_Work request_
Please find all lines containing "data" in the listing below and copy them.

_Extracted information_

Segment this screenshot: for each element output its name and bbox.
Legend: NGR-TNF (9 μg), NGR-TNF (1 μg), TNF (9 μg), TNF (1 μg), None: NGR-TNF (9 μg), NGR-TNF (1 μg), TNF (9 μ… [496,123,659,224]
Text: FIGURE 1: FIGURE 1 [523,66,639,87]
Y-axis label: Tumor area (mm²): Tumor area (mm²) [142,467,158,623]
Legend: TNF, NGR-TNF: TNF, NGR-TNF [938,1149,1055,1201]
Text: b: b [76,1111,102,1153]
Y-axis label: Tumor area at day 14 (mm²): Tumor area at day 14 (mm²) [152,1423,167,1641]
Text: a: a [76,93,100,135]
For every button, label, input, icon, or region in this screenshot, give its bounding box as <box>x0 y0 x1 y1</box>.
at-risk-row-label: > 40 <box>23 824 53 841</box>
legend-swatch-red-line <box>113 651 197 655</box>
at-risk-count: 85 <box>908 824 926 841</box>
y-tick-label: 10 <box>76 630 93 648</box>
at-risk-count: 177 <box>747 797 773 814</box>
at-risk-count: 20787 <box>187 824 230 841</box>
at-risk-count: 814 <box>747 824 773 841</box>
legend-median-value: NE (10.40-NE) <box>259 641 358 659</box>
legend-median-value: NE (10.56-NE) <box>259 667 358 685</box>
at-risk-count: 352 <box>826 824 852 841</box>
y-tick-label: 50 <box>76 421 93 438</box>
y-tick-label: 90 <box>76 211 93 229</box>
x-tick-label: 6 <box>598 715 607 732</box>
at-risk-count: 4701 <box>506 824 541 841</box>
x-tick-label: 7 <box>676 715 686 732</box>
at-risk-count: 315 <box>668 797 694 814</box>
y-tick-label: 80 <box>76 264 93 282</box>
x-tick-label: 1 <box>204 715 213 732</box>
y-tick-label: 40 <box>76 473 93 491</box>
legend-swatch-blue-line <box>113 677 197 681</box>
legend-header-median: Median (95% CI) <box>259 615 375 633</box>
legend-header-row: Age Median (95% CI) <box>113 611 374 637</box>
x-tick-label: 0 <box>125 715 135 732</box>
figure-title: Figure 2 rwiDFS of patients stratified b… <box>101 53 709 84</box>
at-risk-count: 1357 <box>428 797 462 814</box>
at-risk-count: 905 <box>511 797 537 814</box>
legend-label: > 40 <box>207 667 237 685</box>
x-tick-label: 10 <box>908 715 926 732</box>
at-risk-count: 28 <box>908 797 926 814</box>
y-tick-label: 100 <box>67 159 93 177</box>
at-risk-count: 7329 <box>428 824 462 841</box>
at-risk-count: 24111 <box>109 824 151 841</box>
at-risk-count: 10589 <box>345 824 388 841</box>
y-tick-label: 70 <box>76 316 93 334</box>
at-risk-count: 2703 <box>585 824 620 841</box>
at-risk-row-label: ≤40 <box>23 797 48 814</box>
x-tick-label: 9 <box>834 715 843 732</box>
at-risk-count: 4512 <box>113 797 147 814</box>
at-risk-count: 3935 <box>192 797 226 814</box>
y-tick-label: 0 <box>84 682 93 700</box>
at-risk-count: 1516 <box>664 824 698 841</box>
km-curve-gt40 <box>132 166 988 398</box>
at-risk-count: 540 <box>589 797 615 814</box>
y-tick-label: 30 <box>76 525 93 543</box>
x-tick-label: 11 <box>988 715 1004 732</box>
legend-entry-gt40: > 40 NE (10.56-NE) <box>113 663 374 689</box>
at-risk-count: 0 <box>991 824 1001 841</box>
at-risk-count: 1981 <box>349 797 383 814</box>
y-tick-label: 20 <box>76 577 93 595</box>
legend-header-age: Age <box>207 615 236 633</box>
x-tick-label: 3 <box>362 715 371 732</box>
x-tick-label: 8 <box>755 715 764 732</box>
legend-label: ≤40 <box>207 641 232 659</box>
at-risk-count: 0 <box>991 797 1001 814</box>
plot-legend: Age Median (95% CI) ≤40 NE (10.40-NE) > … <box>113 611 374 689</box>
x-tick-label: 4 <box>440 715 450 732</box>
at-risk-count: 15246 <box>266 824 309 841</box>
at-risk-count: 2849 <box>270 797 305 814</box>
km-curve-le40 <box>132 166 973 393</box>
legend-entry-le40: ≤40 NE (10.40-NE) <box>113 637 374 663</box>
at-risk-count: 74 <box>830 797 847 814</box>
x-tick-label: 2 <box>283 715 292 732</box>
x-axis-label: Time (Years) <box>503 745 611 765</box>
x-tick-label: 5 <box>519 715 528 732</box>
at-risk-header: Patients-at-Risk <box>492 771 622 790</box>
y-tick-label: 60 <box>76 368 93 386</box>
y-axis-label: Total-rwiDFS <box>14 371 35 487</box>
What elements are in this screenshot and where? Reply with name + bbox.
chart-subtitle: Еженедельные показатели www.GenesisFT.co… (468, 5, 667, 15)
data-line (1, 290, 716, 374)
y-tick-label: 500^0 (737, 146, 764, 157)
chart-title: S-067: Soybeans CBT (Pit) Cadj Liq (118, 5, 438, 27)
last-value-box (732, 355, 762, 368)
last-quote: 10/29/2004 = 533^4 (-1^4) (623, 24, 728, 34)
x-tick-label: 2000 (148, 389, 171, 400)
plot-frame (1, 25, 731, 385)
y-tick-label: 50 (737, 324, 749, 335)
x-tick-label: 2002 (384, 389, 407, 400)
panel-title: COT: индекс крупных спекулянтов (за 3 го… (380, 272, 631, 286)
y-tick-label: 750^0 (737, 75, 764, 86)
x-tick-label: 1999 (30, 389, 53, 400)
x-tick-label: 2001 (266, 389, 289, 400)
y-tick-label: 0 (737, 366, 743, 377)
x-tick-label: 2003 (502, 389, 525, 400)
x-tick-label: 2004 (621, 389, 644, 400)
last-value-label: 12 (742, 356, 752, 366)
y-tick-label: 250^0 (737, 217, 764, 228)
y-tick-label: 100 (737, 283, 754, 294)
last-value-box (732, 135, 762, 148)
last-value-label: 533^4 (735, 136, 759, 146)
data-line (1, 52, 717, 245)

_Task response_
data-line (1, 290, 716, 374)
data-line (1, 52, 717, 245)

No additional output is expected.